SUPPLIED MATERIAL>
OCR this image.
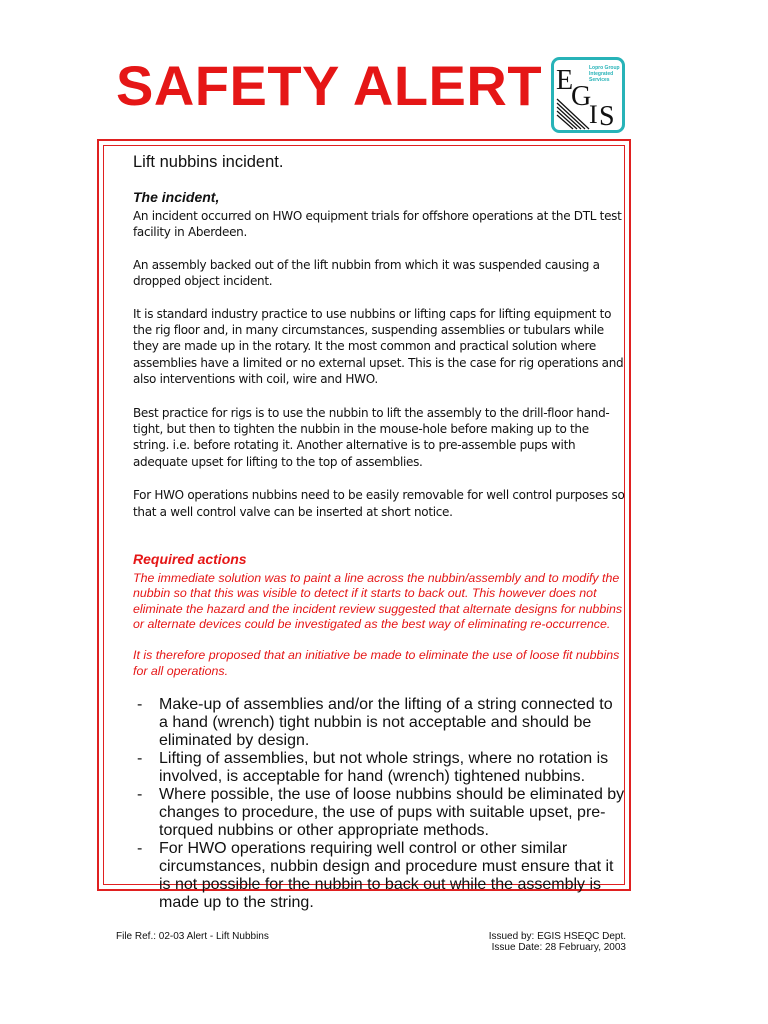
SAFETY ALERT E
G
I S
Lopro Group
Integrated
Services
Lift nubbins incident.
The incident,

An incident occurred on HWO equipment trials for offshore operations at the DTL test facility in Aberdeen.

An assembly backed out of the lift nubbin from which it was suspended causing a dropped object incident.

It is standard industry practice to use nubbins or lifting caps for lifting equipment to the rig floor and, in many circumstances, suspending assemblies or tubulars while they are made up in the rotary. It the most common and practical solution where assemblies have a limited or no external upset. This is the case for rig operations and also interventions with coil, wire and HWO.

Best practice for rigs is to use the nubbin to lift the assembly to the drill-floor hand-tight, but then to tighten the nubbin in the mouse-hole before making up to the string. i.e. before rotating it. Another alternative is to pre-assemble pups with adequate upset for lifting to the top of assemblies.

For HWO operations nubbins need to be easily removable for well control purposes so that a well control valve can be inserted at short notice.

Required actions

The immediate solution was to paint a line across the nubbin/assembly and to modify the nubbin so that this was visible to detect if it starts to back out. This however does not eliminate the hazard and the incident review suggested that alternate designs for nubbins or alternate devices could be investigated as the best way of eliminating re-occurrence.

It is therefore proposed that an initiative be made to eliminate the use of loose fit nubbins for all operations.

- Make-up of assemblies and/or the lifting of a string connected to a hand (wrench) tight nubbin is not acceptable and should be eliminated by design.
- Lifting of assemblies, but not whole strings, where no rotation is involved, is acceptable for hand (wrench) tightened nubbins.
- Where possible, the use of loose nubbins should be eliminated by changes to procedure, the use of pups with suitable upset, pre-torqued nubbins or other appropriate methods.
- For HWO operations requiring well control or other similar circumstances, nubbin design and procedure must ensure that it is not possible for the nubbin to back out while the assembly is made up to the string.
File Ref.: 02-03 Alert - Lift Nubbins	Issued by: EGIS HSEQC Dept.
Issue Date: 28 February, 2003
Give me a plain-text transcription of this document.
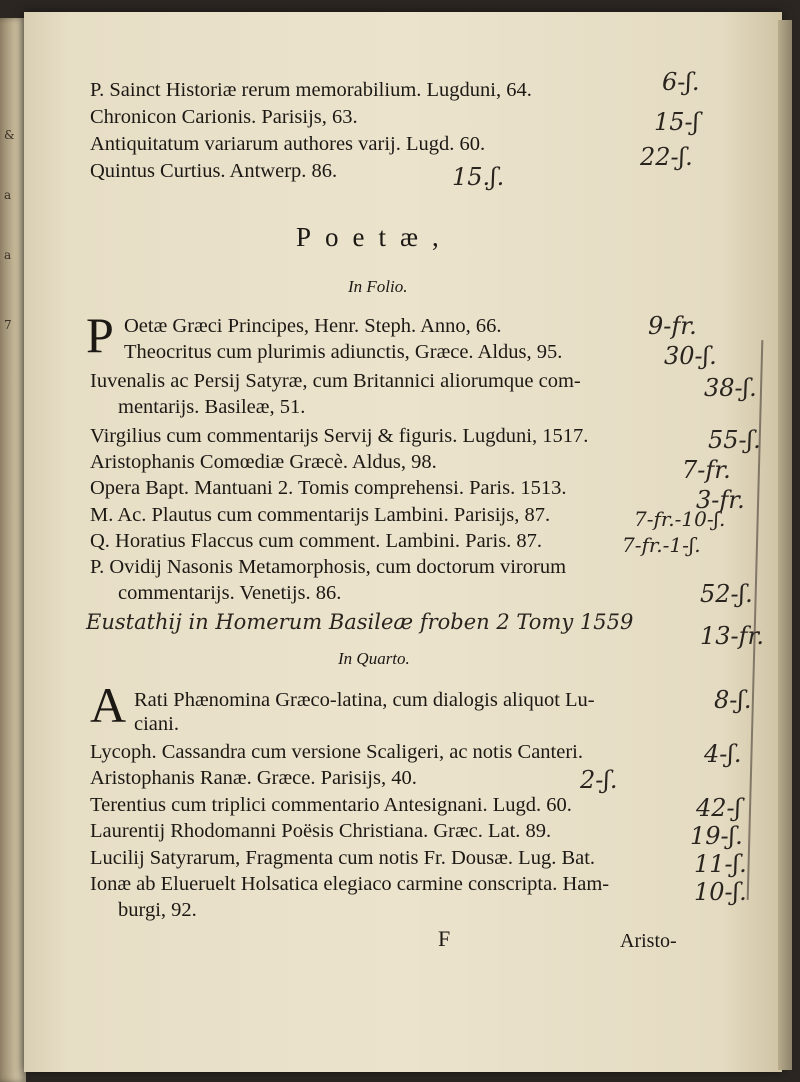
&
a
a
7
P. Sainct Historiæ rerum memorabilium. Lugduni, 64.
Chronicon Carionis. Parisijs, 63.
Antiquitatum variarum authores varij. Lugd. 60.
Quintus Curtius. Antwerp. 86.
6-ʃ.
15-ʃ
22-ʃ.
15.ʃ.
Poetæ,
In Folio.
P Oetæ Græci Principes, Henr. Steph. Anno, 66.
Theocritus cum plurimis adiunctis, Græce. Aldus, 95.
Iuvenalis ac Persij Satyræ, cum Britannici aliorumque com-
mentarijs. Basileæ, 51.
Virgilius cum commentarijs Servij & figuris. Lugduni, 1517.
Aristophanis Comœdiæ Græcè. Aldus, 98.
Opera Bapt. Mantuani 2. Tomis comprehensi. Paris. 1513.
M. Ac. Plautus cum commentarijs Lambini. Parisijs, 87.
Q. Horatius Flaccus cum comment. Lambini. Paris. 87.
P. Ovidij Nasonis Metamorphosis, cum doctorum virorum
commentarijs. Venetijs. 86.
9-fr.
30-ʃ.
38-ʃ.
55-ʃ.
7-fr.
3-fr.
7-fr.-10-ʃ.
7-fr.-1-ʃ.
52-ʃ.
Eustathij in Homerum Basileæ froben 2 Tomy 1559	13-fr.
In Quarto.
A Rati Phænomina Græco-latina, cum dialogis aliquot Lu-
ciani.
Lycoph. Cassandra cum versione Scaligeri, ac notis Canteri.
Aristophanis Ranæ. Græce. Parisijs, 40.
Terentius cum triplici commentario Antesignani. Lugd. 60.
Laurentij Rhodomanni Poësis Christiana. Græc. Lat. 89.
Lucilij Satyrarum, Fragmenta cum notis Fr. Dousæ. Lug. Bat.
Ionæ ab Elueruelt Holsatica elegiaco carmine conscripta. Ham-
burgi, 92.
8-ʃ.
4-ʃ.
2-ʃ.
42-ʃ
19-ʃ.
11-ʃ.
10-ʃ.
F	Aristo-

...

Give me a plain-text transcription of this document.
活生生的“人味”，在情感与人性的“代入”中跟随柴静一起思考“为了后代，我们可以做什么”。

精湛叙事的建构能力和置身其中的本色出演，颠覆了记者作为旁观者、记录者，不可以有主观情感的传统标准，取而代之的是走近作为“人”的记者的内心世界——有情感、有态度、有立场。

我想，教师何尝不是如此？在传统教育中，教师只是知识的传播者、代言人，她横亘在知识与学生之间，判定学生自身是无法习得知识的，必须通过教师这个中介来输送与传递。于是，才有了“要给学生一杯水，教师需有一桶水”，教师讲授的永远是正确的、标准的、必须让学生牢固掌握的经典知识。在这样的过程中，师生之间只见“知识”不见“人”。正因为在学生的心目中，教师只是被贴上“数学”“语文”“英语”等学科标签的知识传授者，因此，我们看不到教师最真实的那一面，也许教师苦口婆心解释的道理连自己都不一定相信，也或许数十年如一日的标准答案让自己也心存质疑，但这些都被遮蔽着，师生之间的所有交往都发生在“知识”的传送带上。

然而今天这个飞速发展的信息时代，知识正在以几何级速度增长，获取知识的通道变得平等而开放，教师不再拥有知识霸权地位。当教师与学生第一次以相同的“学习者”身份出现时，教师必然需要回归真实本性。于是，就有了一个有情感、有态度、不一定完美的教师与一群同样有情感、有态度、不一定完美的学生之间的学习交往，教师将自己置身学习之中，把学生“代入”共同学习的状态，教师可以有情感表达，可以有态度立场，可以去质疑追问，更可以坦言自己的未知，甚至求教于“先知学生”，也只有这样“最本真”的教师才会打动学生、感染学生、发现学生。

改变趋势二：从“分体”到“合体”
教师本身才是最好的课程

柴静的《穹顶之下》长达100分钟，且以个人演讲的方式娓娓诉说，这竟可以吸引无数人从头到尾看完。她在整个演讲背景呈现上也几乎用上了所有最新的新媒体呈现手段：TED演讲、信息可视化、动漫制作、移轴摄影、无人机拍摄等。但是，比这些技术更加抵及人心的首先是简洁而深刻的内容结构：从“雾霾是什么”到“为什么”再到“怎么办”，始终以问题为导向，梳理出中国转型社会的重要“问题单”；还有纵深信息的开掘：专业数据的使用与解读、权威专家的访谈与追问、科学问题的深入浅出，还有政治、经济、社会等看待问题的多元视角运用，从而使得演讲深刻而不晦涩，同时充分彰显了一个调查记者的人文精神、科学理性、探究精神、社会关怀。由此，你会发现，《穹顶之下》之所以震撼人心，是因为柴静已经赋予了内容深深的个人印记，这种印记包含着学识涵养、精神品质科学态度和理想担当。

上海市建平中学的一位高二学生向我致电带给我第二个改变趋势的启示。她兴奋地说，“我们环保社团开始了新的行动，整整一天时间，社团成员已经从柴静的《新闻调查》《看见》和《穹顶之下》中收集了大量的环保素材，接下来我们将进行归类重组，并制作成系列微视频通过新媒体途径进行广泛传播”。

STATED TASK>
Wherever the word "control" occurs in a line of the listing, copy that line.

RESULT FOR THIS EXERCISE>
For HWO operations nubbins need to be easily removable for well control purposes so that a well control valve can be inserted at short notice.
- For HWO operations requiring well control or other similar circumstances, nubbin design and procedure must ensure that it is not possible for the nubbin to back out while the assembly is made up to the string.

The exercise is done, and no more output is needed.